— START OF Data provided —

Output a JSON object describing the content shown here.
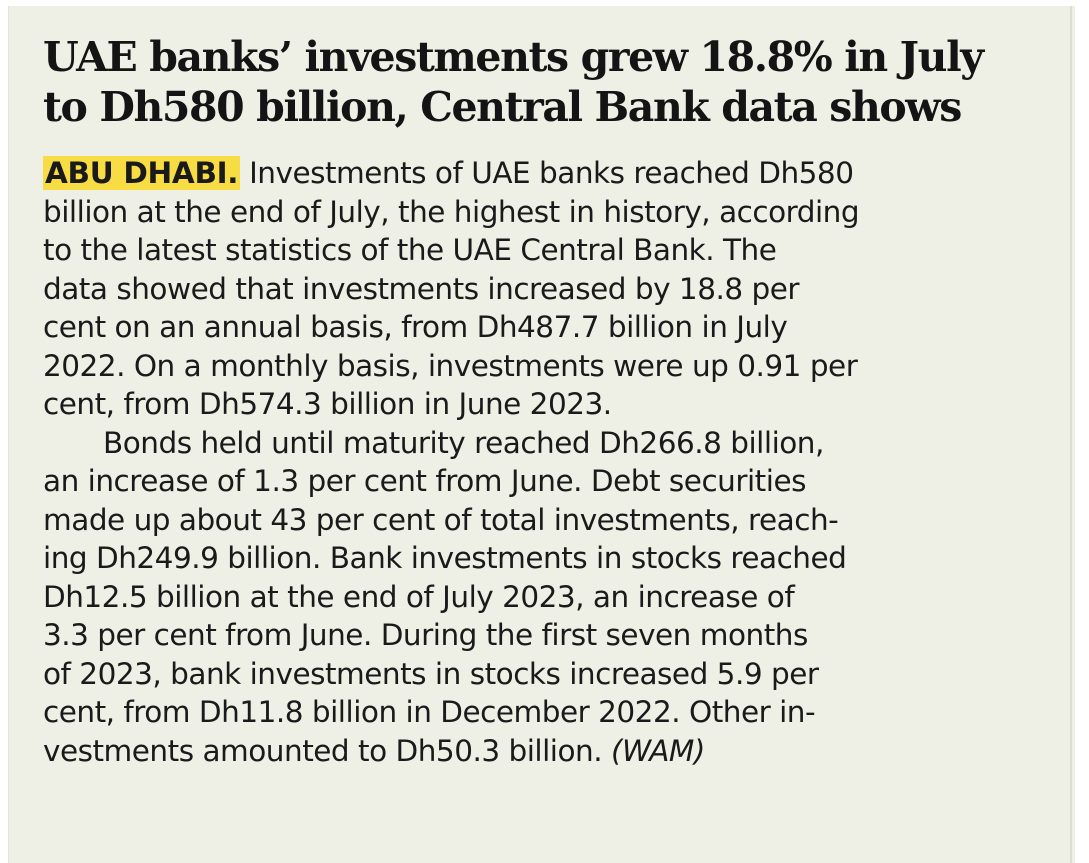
{
  "article": {
    "headline_lines": [
      "UAE banks’ investments grew 18.8% in July",
      "to Dh580 billion, Central Bank data shows"
    ],
    "dateline": "ABU DHABI.",
    "first_line_rest": " Investments of UAE banks reached Dh580",
    "paragraph1_lines": [
      "billion at the end of July, the highest in history, according",
      "to the latest statistics of the UAE Central Bank. The",
      "data showed that investments increased by 18.8 per",
      "cent on an annual basis, from Dh487.7 billion in July",
      "2022. On a monthly basis, investments were up 0.91 per",
      "cent, from Dh574.3 billion in June 2023."
    ],
    "paragraph2_lines": [
      "Bonds held until maturity reached Dh266.8 billion,",
      "an increase of 1.3 per cent from June. Debt securities",
      "made up about 43 per cent of total investments, reach-",
      "ing Dh249.9 billion. Bank investments in stocks reached",
      "Dh12.5 billion at the end of July 2023, an increase of",
      "3.3 per cent from June. During the first seven months",
      "of 2023, bank investments in stocks increased 5.9 per",
      "cent, from Dh11.8 billion in December 2022. Other in-"
    ],
    "last_line_text": "vestments amounted to Dh50.3 billion. ",
    "source_credit": "(WAM)"
  }
}
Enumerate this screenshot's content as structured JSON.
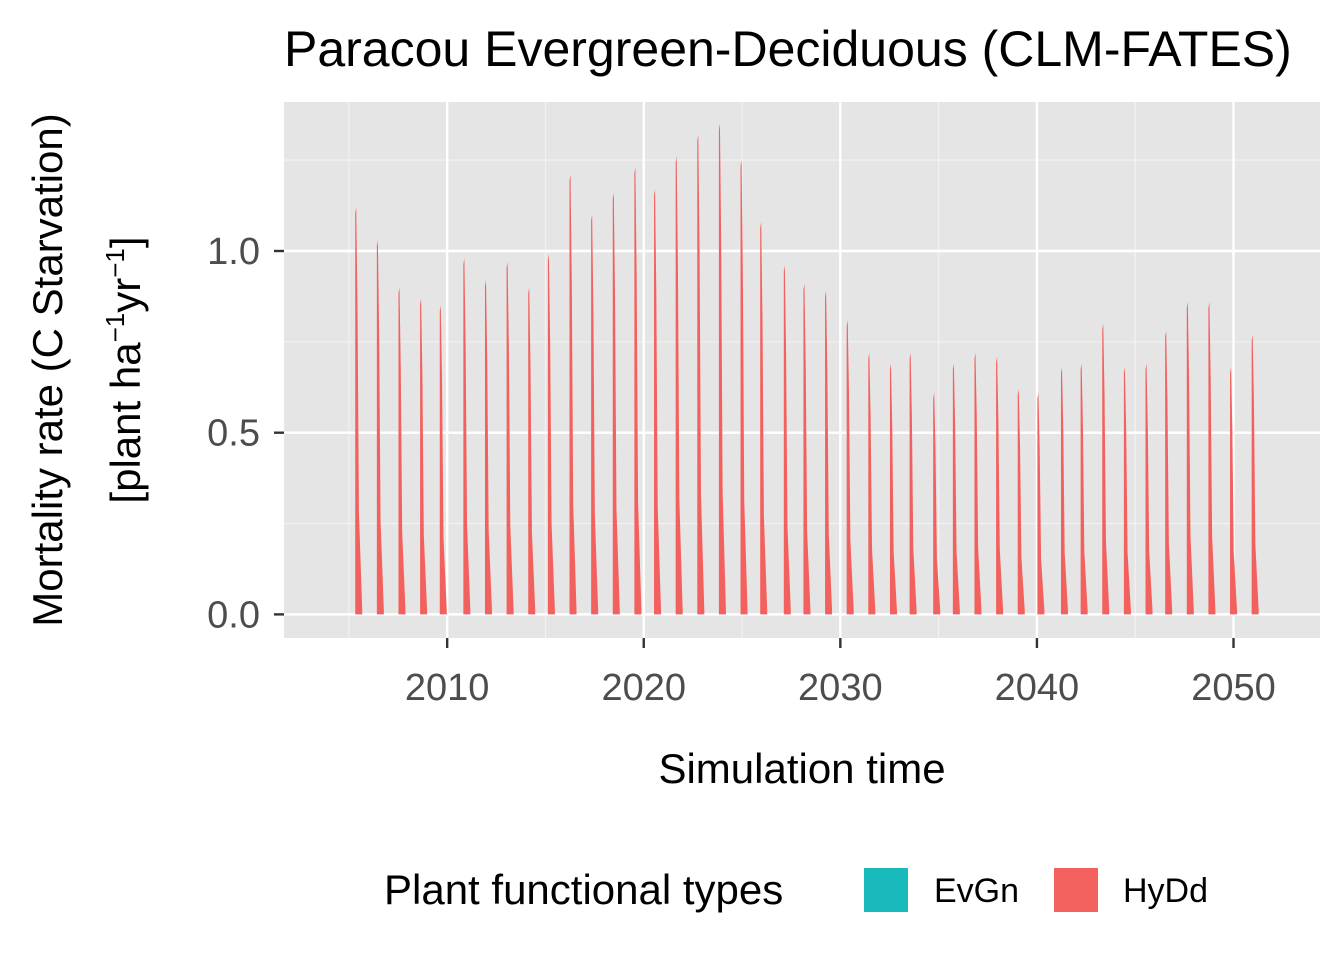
{
  "chart_data": {
    "type": "area",
    "title": "Paracou Evergreen-Deciduous (CLM-FATES)",
    "xlabel": "Simulation time",
    "ylabel_line1": "Mortality rate (C Starvation)",
    "ylabel_line2_text": "[plant ha",
    "ylabel_line2_exp1": "−1",
    "ylabel_line2_mid": "yr",
    "ylabel_line2_exp2": "−1",
    "ylabel_line2_end": "]",
    "xlim": [
      2001.7,
      2054.4
    ],
    "ylim": [
      -0.065,
      1.41
    ],
    "x_ticks": [
      2010,
      2020,
      2030,
      2040,
      2050
    ],
    "x_tick_labels": [
      "2010",
      "2020",
      "2030",
      "2040",
      "2050"
    ],
    "y_ticks": [
      0.0,
      0.5,
      1.0
    ],
    "y_tick_labels": [
      "0.0",
      "0.5",
      "1.0"
    ],
    "grid": true,
    "legend": {
      "title": "Plant functional types",
      "position": "bottom",
      "entries": [
        {
          "name": "EvGn",
          "color": "#1ABABC"
        },
        {
          "name": "HyDd",
          "color": "#F2615E"
        }
      ]
    },
    "series": [
      {
        "name": "HyDd",
        "color": "#F2615E",
        "peaks": [
          [
            2005.4,
            1.12
          ],
          [
            2006.5,
            1.03
          ],
          [
            2007.6,
            0.9
          ],
          [
            2008.7,
            0.87
          ],
          [
            2009.7,
            0.85
          ],
          [
            2010.9,
            0.98
          ],
          [
            2012.0,
            0.92
          ],
          [
            2013.1,
            0.97
          ],
          [
            2014.2,
            0.9
          ],
          [
            2015.2,
            0.99
          ],
          [
            2016.3,
            1.21
          ],
          [
            2017.4,
            1.1
          ],
          [
            2018.5,
            1.16
          ],
          [
            2019.6,
            1.23
          ],
          [
            2020.6,
            1.17
          ],
          [
            2021.7,
            1.26
          ],
          [
            2022.8,
            1.32
          ],
          [
            2023.9,
            1.35
          ],
          [
            2025.0,
            1.25
          ],
          [
            2026.0,
            1.08
          ],
          [
            2027.2,
            0.96
          ],
          [
            2028.2,
            0.91
          ],
          [
            2029.3,
            0.89
          ],
          [
            2030.4,
            0.81
          ],
          [
            2031.5,
            0.72
          ],
          [
            2032.6,
            0.69
          ],
          [
            2033.6,
            0.72
          ],
          [
            2034.8,
            0.61
          ],
          [
            2035.8,
            0.69
          ],
          [
            2036.9,
            0.72
          ],
          [
            2038.0,
            0.71
          ],
          [
            2039.1,
            0.62
          ],
          [
            2040.1,
            0.61
          ],
          [
            2041.3,
            0.68
          ],
          [
            2042.3,
            0.69
          ],
          [
            2043.4,
            0.8
          ],
          [
            2044.5,
            0.68
          ],
          [
            2045.6,
            0.69
          ],
          [
            2046.6,
            0.78
          ],
          [
            2047.7,
            0.86
          ],
          [
            2048.8,
            0.86
          ],
          [
            2049.9,
            0.68
          ],
          [
            2051.0,
            0.77
          ]
        ]
      }
    ]
  }
}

— END OF Data provided —

## Description of the task
Repeat the entries exactly and keep the pictures out of the copy.

## Response to this exercise
Output a JSON object describing the content shown here.
{
  "article": {
    "headline_lines": [
      "UAE banks’ investments grew 18.8% in July",
      "to Dh580 billion, Central Bank data shows"
    ],
    "dateline": "ABU DHABI.",
    "first_line_rest": " Investments of UAE banks reached Dh580",
    "paragraph1_lines": [
      "billion at the end of July, the highest in history, according",
      "to the latest statistics of the UAE Central Bank. The",
      "data showed that investments increased by 18.8 per",
      "cent on an annual basis, from Dh487.7 billion in July",
      "2022. On a monthly basis, investments were up 0.91 per",
      "cent, from Dh574.3 billion in June 2023."
    ],
    "paragraph2_lines": [
      "Bonds held until maturity reached Dh266.8 billion,",
      "an increase of 1.3 per cent from June. Debt securities",
      "made up about 43 per cent of total investments, reach-",
      "ing Dh249.9 billion. Bank investments in stocks reached",
      "Dh12.5 billion at the end of July 2023, an increase of",
      "3.3 per cent from June. During the first seven months",
      "of 2023, bank investments in stocks increased 5.9 per",
      "cent, from Dh11.8 billion in December 2022. Other in-"
    ],
    "last_line_text": "vestments amounted to Dh50.3 billion. ",
    "source_credit": "(WAM)"
  }
}
Enumerate this screenshot's content as structured JSON.
{
  "chart_data": {
    "type": "area",
    "title": "Paracou Evergreen-Deciduous (CLM-FATES)",
    "xlabel": "Simulation time",
    "ylabel_line1": "Mortality rate (C Starvation)",
    "ylabel_line2_text": "[plant ha",
    "ylabel_line2_exp1": "−1",
    "ylabel_line2_mid": "yr",
    "ylabel_line2_exp2": "−1",
    "ylabel_line2_end": "]",
    "xlim": [
      2001.7,
      2054.4
    ],
    "ylim": [
      -0.065,
      1.41
    ],
    "x_ticks": [
      2010,
      2020,
      2030,
      2040,
      2050
    ],
    "x_tick_labels": [
      "2010",
      "2020",
      "2030",
      "2040",
      "2050"
    ],
    "y_ticks": [
      0.0,
      0.5,
      1.0
    ],
    "y_tick_labels": [
      "0.0",
      "0.5",
      "1.0"
    ],
    "grid": true,
    "legend": {
      "title": "Plant functional types",
      "position": "bottom",
      "entries": [
        {
          "name": "EvGn",
          "color": "#1ABABC"
        },
        {
          "name": "HyDd",
          "color": "#F2615E"
        }
      ]
    },
    "series": [
      {
        "name": "HyDd",
        "color": "#F2615E",
        "peaks": [
          [
            2005.4,
            1.12
          ],
          [
            2006.5,
            1.03
          ],
          [
            2007.6,
            0.9
          ],
          [
            2008.7,
            0.87
          ],
          [
            2009.7,
            0.85
          ],
          [
            2010.9,
            0.98
          ],
          [
            2012.0,
            0.92
          ],
          [
            2013.1,
            0.97
          ],
          [
            2014.2,
            0.9
          ],
          [
            2015.2,
            0.99
          ],
          [
            2016.3,
            1.21
          ],
          [
            2017.4,
            1.1
          ],
          [
            2018.5,
            1.16
          ],
          [
            2019.6,
            1.23
          ],
          [
            2020.6,
            1.17
          ],
          [
            2021.7,
            1.26
          ],
          [
            2022.8,
            1.32
          ],
          [
            2023.9,
            1.35
          ],
          [
            2025.0,
            1.25
          ],
          [
            2026.0,
            1.08
          ],
          [
            2027.2,
            0.96
          ],
          [
            2028.2,
            0.91
          ],
          [
            2029.3,
            0.89
          ],
          [
            2030.4,
            0.81
          ],
          [
            2031.5,
            0.72
          ],
          [
            2032.6,
            0.69
          ],
          [
            2033.6,
            0.72
          ],
          [
            2034.8,
            0.61
          ],
          [
            2035.8,
            0.69
          ],
          [
            2036.9,
            0.72
          ],
          [
            2038.0,
            0.71
          ],
          [
            2039.1,
            0.62
          ],
          [
            2040.1,
            0.61
          ],
          [
            2041.3,
            0.68
          ],
          [
            2042.3,
            0.69
          ],
          [
            2043.4,
            0.8
          ],
          [
            2044.5,
            0.68
          ],
          [
            2045.6,
            0.69
          ],
          [
            2046.6,
            0.78
          ],
          [
            2047.7,
            0.86
          ],
          [
            2048.8,
            0.86
          ],
          [
            2049.9,
            0.68
          ],
          [
            2051.0,
            0.77
          ]
        ]
      }
    ]
  }
}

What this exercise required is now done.